## Short task
Scan the entries below for the word "графа". Copy each line that has it.

────

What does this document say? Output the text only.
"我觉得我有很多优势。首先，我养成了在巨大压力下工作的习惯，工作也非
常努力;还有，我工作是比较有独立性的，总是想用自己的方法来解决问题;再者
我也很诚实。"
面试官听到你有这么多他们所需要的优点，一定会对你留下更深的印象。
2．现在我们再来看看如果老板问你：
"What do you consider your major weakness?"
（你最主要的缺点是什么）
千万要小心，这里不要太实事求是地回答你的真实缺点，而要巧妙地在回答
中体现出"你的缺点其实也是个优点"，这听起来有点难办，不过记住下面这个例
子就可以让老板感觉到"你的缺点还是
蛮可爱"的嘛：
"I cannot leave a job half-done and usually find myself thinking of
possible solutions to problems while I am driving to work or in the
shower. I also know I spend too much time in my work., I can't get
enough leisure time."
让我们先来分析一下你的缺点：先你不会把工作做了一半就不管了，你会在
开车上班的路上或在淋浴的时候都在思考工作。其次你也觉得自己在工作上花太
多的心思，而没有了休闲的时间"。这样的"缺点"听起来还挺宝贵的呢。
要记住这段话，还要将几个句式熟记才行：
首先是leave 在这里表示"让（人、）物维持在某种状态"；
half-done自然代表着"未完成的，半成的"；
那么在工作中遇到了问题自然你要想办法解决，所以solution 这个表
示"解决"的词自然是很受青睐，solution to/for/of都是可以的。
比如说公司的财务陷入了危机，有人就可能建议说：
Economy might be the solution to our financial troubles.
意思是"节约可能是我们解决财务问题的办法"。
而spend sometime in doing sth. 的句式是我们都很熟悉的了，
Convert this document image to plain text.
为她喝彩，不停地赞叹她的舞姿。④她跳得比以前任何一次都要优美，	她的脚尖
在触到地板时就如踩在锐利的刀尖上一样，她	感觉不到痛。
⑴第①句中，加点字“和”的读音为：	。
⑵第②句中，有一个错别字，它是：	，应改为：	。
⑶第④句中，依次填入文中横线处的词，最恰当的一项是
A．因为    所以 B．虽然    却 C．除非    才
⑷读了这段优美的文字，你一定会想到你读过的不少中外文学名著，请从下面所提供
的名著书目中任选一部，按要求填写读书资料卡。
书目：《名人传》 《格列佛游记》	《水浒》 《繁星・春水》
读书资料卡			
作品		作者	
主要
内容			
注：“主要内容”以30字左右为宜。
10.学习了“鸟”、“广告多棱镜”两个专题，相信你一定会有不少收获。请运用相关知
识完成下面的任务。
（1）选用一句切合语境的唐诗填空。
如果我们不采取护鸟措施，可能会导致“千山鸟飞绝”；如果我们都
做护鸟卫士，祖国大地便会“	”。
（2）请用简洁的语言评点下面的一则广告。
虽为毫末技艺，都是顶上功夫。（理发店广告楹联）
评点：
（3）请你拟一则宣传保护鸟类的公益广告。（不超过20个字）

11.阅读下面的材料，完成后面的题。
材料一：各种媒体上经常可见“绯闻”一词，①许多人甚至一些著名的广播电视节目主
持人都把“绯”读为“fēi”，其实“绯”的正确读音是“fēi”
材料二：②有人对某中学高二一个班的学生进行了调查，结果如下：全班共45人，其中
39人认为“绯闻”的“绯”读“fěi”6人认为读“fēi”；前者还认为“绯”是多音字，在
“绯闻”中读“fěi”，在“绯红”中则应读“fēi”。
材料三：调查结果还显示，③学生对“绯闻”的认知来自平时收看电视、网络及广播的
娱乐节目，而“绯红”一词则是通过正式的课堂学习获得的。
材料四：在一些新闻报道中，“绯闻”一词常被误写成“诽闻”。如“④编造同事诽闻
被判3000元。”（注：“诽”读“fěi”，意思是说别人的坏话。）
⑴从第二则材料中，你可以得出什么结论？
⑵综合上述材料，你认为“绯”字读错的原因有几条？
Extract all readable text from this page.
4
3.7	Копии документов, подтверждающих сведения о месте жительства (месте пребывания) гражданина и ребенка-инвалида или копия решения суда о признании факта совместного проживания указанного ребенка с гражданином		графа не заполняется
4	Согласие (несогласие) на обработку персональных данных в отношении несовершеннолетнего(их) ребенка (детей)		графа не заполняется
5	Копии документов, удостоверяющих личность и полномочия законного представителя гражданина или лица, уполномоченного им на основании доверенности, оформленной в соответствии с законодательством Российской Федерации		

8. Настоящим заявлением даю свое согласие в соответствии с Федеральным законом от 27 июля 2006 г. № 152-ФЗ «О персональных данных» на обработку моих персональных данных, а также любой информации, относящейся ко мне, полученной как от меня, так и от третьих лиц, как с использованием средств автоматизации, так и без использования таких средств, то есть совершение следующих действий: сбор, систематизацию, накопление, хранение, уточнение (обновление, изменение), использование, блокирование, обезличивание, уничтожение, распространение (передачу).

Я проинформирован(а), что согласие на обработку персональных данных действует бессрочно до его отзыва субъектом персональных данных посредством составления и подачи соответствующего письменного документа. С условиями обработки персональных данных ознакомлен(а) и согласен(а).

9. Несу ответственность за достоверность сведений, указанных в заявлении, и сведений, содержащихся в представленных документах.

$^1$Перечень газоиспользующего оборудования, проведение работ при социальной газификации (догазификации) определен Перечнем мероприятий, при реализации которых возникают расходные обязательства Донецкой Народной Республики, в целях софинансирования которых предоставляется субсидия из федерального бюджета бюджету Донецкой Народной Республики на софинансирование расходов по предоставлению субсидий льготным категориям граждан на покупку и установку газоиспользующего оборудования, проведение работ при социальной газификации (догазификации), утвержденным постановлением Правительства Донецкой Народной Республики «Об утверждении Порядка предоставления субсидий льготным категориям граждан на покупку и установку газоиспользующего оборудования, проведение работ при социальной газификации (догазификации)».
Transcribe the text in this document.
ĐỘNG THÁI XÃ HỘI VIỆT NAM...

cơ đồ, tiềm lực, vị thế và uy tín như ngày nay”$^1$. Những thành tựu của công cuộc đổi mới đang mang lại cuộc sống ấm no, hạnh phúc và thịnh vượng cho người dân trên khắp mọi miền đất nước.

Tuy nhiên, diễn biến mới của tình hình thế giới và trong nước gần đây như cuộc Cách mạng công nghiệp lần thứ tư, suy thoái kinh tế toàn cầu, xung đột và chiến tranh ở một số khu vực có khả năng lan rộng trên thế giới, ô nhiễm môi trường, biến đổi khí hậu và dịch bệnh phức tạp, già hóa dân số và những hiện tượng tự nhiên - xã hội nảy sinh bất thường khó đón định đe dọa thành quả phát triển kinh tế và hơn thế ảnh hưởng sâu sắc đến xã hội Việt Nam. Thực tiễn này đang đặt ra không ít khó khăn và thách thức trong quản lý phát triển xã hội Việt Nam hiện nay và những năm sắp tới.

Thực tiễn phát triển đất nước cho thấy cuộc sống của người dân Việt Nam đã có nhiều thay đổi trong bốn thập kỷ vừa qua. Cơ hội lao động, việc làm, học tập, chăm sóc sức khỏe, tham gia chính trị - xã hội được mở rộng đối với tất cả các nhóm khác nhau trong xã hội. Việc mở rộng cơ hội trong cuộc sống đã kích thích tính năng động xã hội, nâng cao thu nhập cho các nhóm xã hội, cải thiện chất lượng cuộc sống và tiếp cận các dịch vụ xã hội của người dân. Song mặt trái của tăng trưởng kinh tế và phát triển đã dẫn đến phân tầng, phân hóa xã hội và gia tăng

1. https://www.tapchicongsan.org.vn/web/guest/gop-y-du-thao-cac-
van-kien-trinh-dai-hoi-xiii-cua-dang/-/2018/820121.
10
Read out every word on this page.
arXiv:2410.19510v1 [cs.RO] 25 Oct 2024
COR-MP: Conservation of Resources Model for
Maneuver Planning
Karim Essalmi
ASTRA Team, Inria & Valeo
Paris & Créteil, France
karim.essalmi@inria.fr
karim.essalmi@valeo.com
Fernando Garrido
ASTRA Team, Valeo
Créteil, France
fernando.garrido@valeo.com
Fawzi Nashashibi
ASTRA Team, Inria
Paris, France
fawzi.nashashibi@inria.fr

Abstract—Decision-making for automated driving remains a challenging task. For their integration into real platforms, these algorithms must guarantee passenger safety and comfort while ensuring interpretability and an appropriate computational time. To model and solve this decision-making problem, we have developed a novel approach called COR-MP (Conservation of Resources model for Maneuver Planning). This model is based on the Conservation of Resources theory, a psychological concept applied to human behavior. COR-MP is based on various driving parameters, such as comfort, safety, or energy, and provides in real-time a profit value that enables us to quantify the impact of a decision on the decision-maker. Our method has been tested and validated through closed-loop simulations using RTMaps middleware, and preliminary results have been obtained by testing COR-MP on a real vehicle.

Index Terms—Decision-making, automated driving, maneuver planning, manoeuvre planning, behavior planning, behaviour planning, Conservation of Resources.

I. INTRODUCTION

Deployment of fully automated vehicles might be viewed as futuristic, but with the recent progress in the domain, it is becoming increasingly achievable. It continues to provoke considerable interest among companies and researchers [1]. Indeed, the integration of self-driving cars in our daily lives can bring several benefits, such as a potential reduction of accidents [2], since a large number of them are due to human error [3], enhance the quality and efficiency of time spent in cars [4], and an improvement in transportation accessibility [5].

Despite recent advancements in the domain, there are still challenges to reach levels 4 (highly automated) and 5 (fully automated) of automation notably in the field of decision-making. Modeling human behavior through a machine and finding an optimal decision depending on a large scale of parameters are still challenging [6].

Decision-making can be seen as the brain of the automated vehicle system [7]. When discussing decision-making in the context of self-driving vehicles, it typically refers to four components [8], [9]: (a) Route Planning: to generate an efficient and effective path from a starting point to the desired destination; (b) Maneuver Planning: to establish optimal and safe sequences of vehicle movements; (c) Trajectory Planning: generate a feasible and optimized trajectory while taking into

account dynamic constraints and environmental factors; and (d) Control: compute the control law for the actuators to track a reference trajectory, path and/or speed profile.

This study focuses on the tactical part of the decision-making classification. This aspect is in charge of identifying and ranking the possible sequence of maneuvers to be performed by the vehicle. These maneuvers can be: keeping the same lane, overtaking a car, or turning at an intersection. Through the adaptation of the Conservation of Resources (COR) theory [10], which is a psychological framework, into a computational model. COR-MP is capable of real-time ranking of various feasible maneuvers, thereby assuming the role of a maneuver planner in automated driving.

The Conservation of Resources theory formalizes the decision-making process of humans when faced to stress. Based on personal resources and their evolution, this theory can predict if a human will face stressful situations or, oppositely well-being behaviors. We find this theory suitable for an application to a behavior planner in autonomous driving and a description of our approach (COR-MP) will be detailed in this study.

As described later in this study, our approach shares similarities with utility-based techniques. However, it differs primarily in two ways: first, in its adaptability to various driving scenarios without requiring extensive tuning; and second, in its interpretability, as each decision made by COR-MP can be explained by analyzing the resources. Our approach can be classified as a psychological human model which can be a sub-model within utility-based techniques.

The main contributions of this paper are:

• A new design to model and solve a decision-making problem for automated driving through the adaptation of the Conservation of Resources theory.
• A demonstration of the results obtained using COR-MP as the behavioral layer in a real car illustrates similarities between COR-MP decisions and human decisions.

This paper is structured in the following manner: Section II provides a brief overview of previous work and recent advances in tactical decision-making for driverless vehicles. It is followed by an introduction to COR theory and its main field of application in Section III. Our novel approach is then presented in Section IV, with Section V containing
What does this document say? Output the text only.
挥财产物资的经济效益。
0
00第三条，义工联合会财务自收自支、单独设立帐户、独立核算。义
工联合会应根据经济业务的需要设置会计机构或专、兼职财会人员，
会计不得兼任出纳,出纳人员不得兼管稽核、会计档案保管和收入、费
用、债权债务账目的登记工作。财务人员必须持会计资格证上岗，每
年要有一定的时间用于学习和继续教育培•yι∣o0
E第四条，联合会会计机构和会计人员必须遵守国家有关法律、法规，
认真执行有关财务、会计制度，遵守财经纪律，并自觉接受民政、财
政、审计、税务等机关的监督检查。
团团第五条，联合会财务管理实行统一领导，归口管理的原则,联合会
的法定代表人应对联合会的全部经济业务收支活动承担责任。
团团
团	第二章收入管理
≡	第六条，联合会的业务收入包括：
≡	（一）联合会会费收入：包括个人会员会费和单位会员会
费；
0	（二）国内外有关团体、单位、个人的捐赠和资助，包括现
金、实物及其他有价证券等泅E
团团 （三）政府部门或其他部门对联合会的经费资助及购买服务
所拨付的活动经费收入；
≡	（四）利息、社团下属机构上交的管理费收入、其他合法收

────

## Solved exercise
3.7	Копии документов, подтверждающих сведения о месте жительства (месте пребывания) гражданина и ребенка-инвалида или копия решения суда о признании факта совместного проживания указанного ребенка с гражданином		графа не заполняется
4	Согласие (несогласие) на обработку персональных данных в отношении несовершеннолетнего(их) ребенка (детей)		графа не заполняется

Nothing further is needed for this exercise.